▸ WHAT TO PRODUCE: Copy out the listing below line for line, omitting the picture.

DATA SECTION start

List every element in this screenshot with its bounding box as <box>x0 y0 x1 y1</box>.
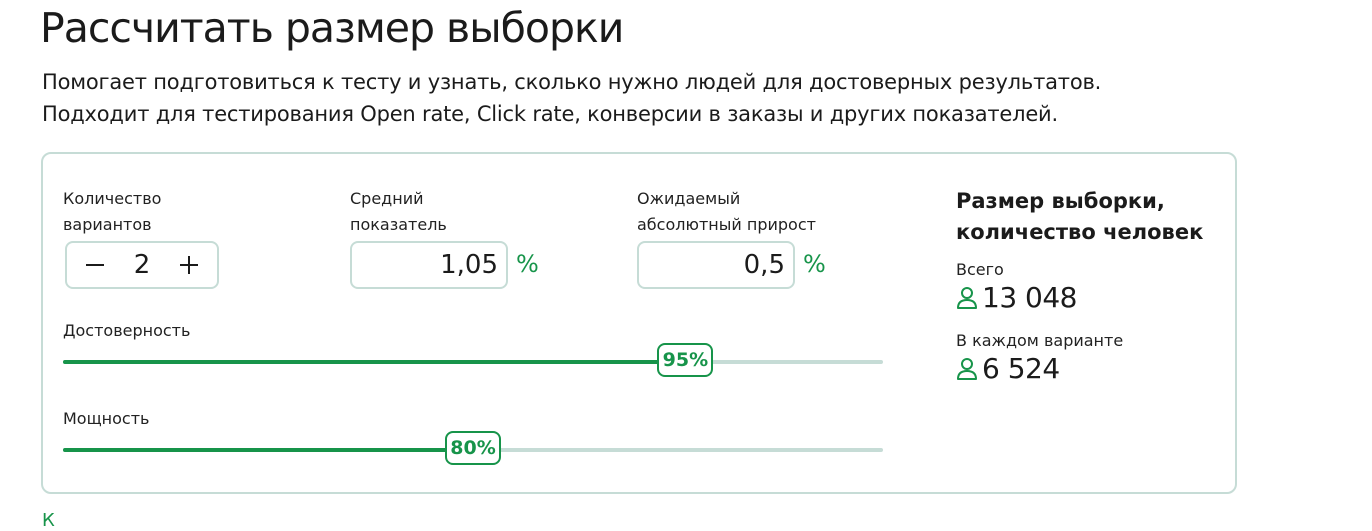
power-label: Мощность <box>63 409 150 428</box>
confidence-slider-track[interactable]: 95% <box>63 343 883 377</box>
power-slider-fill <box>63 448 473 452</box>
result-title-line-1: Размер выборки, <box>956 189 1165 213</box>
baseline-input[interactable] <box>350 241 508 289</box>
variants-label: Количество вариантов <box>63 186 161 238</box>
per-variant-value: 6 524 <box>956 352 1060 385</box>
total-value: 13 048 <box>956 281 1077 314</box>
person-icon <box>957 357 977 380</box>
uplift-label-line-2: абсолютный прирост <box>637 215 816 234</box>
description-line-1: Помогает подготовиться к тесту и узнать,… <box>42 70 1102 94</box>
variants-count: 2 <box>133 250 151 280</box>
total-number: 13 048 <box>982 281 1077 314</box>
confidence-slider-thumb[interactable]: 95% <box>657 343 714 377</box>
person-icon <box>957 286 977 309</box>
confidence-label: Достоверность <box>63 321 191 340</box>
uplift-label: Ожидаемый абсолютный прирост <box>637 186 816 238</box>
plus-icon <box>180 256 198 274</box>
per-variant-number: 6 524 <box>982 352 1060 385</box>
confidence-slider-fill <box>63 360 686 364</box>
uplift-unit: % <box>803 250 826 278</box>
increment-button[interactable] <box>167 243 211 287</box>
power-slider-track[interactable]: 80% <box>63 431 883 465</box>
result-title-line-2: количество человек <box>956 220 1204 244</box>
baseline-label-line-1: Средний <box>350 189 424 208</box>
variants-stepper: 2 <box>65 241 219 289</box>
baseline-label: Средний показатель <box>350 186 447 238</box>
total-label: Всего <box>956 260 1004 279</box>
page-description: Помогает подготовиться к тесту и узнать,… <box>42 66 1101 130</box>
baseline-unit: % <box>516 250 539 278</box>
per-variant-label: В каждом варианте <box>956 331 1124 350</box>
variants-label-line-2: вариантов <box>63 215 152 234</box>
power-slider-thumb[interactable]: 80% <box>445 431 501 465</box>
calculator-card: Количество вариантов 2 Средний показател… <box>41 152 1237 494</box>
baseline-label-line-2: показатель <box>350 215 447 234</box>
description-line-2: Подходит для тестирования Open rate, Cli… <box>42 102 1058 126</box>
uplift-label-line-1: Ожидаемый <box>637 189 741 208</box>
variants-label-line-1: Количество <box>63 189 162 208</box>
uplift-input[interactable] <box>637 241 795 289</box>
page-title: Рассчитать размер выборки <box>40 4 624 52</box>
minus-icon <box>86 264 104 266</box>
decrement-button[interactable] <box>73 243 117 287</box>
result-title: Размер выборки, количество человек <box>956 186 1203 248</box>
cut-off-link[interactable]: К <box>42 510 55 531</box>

DATA SECTION end

▸ TASK RESPONSE:
List every element in this screenshot with its bounding box as <box>x0 y0 x1 y1</box>.
power-label: Мощность <box>63 409 150 428</box>
confidence-slider-track[interactable]: 95% <box>63 343 883 377</box>
power-slider-fill <box>63 448 473 452</box>
result-title-line-1: Размер выборки, <box>956 189 1165 213</box>
baseline-input[interactable] <box>350 241 508 289</box>
variants-label: Количество вариантов <box>63 186 161 238</box>
per-variant-value: 6 524 <box>956 352 1060 385</box>
total-value: 13 048 <box>956 281 1077 314</box>
person-icon <box>957 357 977 380</box>
uplift-label-line-2: абсолютный прирост <box>637 215 816 234</box>
description-line-1: Помогает подготовиться к тесту и узнать,… <box>42 70 1102 94</box>
variants-count: 2 <box>133 250 151 280</box>
total-number: 13 048 <box>982 281 1077 314</box>
confidence-slider-thumb[interactable]: 95% <box>657 343 714 377</box>
person-icon <box>957 286 977 309</box>
confidence-label: Достоверность <box>63 321 191 340</box>
uplift-label: Ожидаемый абсолютный прирост <box>637 186 816 238</box>
plus-icon <box>180 256 198 274</box>
per-variant-number: 6 524 <box>982 352 1060 385</box>
confidence-slider-fill <box>63 360 686 364</box>
uplift-unit: % <box>803 250 826 278</box>
increment-button[interactable] <box>167 243 211 287</box>
power-slider-track[interactable]: 80% <box>63 431 883 465</box>
result-title-line-2: количество человек <box>956 220 1204 244</box>
baseline-label-line-1: Средний <box>350 189 424 208</box>
variants-stepper: 2 <box>65 241 219 289</box>
baseline-label: Средний показатель <box>350 186 447 238</box>
total-label: Всего <box>956 260 1004 279</box>
page-description: Помогает подготовиться к тесту и узнать,… <box>42 66 1101 130</box>
baseline-unit: % <box>516 250 539 278</box>
per-variant-label: В каждом варианте <box>956 331 1124 350</box>
variants-label-line-2: вариантов <box>63 215 152 234</box>
power-slider-thumb[interactable]: 80% <box>445 431 501 465</box>
calculator-card: Количество вариантов 2 Средний показател… <box>41 152 1237 494</box>
baseline-label-line-2: показатель <box>350 215 447 234</box>
description-line-2: Подходит для тестирования Open rate, Cli… <box>42 102 1058 126</box>
uplift-label-line-1: Ожидаемый <box>637 189 741 208</box>
variants-label-line-1: Количество <box>63 189 162 208</box>
uplift-input[interactable] <box>637 241 795 289</box>
page-title: Рассчитать размер выборки <box>40 4 624 52</box>
minus-icon <box>86 264 104 266</box>
decrement-button[interactable] <box>73 243 117 287</box>
result-title: Размер выборки, количество человек <box>956 186 1203 248</box>
cut-off-link[interactable]: К <box>42 510 55 531</box>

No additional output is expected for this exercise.